* _Provided information_:
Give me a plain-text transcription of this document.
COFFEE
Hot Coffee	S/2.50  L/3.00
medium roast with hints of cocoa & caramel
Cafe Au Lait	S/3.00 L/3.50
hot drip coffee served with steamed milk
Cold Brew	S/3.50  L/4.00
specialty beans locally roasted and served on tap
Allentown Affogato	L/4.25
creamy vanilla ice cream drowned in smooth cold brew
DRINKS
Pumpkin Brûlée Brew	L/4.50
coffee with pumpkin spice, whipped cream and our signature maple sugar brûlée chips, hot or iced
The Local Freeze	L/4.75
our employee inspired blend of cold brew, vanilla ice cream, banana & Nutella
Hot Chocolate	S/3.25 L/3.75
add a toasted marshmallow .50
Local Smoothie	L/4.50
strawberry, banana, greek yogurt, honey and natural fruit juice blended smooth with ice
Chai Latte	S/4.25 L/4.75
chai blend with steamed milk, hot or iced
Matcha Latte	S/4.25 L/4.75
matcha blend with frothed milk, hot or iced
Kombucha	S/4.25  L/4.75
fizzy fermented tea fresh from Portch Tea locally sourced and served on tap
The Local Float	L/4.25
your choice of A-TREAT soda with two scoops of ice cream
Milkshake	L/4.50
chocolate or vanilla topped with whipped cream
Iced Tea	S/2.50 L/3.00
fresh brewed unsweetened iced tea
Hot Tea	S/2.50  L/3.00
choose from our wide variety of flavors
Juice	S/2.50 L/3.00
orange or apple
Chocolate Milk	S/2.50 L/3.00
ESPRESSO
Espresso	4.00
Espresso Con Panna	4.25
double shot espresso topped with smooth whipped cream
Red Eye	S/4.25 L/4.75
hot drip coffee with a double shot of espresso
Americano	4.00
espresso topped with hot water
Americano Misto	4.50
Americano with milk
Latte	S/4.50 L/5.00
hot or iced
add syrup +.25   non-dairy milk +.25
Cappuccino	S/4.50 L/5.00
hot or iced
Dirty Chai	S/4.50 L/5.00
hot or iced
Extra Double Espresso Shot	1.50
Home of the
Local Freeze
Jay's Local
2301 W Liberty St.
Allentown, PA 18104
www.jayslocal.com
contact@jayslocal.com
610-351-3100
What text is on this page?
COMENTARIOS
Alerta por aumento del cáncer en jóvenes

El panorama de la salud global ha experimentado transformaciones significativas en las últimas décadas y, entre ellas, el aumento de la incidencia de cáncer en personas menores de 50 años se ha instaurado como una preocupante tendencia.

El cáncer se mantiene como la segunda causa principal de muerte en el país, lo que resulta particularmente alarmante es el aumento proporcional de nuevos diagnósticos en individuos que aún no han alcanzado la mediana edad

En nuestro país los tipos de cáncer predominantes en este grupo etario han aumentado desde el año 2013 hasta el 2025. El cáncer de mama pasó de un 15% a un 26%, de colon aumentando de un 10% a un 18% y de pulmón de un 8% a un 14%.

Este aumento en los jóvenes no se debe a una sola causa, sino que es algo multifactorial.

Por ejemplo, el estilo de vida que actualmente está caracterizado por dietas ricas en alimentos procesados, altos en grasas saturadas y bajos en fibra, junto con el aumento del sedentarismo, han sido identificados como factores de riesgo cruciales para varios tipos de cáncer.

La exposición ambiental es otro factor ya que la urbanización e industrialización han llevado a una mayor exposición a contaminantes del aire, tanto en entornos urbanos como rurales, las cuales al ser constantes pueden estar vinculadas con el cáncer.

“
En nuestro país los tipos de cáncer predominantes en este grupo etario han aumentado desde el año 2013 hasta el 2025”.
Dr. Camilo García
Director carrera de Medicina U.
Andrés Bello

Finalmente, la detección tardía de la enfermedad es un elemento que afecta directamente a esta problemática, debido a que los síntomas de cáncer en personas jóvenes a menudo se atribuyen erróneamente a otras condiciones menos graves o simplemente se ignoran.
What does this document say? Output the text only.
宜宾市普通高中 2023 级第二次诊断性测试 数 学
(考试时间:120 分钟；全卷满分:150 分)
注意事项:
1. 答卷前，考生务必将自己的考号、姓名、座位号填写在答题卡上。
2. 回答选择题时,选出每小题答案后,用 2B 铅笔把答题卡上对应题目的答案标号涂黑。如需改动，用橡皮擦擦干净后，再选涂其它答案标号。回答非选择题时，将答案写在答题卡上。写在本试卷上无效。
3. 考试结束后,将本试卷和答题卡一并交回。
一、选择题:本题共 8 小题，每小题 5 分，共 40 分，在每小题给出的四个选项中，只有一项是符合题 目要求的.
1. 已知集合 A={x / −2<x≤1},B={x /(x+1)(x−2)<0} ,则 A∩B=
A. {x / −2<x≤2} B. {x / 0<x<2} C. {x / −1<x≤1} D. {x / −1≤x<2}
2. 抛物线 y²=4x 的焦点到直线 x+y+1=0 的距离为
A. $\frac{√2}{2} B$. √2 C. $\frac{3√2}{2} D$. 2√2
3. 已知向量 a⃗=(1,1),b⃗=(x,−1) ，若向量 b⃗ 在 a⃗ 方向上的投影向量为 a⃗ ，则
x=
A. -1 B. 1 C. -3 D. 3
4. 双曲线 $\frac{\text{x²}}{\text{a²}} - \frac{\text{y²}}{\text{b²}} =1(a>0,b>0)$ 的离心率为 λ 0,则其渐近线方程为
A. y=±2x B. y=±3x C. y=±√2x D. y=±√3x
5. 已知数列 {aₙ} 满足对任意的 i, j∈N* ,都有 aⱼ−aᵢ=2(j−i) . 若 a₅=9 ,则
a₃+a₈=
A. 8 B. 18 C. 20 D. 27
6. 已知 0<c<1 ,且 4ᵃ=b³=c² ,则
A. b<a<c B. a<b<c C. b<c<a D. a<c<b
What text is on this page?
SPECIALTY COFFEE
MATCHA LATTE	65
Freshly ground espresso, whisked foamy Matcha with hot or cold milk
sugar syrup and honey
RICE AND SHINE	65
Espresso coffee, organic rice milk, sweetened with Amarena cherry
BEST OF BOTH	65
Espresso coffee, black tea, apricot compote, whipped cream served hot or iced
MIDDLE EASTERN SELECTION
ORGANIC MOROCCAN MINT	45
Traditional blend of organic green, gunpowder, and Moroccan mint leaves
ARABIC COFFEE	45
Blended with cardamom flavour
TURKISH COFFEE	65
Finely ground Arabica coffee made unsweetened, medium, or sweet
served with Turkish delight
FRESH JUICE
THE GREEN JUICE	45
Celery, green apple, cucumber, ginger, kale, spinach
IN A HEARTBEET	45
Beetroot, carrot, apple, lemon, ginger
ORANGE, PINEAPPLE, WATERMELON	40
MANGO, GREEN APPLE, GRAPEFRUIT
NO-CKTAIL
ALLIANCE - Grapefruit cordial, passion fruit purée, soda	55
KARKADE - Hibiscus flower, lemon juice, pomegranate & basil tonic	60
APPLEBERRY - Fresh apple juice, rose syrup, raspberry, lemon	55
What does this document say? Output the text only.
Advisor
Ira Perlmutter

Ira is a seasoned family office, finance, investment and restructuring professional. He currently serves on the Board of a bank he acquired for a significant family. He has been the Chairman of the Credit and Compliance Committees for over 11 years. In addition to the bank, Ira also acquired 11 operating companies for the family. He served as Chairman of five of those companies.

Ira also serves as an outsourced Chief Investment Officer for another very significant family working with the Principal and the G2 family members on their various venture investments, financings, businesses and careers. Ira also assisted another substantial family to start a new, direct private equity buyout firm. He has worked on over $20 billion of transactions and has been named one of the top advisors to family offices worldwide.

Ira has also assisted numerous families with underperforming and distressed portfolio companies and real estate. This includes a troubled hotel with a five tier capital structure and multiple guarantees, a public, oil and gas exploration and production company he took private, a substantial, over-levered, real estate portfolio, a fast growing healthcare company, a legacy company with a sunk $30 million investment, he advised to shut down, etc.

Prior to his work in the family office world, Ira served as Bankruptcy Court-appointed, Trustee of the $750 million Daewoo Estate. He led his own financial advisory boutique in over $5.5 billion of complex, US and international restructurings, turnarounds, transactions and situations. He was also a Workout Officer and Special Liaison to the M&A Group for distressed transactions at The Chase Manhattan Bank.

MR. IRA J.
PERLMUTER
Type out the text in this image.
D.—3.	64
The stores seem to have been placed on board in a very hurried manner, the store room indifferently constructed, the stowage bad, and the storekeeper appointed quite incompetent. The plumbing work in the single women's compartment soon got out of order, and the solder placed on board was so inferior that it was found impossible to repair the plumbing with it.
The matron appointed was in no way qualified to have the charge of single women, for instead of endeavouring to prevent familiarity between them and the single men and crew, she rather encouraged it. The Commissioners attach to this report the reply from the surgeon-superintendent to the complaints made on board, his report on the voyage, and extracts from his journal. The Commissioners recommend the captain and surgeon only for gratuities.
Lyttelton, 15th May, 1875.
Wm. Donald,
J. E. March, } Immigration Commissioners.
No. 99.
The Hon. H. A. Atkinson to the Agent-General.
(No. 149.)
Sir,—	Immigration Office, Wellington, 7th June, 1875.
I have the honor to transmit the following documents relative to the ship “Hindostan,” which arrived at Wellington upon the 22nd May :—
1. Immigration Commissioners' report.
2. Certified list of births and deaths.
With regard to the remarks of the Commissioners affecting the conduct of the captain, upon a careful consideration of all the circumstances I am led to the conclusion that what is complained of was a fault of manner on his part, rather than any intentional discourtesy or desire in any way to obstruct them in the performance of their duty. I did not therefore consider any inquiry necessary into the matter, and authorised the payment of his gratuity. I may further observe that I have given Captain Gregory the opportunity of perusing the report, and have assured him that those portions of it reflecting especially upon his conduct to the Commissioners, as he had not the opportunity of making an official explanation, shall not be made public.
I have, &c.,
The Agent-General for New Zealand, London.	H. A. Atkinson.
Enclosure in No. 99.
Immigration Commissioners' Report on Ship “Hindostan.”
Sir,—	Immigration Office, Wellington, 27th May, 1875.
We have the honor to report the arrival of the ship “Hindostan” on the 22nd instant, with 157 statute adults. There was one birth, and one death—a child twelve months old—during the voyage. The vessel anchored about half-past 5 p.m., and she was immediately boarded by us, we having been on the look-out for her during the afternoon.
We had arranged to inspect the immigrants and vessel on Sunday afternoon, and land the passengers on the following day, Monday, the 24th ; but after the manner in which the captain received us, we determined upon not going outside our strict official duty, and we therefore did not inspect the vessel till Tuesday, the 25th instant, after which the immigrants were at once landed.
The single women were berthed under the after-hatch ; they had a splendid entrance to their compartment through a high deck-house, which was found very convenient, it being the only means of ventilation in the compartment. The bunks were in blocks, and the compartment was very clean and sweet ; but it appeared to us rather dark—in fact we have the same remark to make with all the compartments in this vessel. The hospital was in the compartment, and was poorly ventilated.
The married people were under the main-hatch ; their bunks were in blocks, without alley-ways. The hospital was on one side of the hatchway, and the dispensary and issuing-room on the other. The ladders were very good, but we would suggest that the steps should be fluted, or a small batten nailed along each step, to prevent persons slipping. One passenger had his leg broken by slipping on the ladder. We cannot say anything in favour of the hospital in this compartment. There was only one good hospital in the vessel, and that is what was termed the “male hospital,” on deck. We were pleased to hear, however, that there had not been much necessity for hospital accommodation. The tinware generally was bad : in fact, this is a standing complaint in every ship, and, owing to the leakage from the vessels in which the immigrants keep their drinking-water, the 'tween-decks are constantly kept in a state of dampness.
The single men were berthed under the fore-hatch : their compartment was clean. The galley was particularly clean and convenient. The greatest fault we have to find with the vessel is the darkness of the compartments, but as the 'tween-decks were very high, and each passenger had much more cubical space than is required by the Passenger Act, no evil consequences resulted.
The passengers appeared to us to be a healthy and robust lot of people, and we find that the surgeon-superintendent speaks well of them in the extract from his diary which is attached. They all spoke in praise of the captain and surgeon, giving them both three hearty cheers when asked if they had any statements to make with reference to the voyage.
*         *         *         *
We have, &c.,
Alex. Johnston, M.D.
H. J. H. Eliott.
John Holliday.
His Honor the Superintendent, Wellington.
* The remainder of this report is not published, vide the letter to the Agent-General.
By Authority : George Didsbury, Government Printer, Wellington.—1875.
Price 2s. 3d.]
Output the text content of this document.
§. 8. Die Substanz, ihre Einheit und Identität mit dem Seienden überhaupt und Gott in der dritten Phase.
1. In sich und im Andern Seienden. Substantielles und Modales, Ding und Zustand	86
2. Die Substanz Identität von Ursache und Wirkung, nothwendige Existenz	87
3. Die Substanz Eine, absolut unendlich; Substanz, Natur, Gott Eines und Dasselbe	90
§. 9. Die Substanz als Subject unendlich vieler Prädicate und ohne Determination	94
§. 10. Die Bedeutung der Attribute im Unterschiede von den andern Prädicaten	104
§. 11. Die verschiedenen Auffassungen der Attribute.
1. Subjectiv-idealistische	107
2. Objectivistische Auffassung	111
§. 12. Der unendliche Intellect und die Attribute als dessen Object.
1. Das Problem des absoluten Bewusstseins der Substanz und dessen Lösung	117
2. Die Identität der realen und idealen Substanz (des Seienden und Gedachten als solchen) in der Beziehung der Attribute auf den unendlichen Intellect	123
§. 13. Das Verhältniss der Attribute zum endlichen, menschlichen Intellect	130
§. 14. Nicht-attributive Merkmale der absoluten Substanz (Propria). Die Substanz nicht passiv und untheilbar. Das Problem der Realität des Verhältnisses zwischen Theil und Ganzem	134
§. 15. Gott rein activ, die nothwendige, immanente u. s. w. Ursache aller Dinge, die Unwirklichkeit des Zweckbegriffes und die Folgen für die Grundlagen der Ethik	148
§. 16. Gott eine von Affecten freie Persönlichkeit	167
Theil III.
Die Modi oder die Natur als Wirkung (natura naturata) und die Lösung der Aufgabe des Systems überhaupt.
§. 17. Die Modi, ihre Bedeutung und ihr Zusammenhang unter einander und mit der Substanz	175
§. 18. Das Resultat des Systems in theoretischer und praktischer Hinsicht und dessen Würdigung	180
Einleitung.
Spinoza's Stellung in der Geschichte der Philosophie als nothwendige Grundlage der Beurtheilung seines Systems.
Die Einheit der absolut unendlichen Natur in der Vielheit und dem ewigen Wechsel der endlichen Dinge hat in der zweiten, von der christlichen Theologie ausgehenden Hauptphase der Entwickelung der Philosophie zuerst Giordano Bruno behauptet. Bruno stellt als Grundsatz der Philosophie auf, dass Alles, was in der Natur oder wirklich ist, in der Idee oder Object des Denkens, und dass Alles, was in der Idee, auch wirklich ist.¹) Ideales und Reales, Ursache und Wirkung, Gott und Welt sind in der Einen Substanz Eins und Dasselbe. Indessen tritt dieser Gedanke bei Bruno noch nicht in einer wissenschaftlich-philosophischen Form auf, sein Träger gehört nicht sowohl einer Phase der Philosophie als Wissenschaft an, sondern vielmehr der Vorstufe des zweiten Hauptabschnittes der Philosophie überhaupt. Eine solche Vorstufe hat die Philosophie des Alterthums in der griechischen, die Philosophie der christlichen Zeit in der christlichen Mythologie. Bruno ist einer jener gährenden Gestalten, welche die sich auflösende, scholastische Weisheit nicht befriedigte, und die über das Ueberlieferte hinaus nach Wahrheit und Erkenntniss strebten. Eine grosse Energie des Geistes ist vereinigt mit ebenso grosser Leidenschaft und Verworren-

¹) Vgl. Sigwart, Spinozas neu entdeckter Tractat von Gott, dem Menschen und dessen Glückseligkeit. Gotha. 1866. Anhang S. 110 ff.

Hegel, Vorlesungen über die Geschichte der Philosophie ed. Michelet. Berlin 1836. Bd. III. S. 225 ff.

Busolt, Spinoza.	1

* _Work to complete_: Find every line with "jayslocal" in the listing and state how many there are, nothing else.

* _Expected output_: 2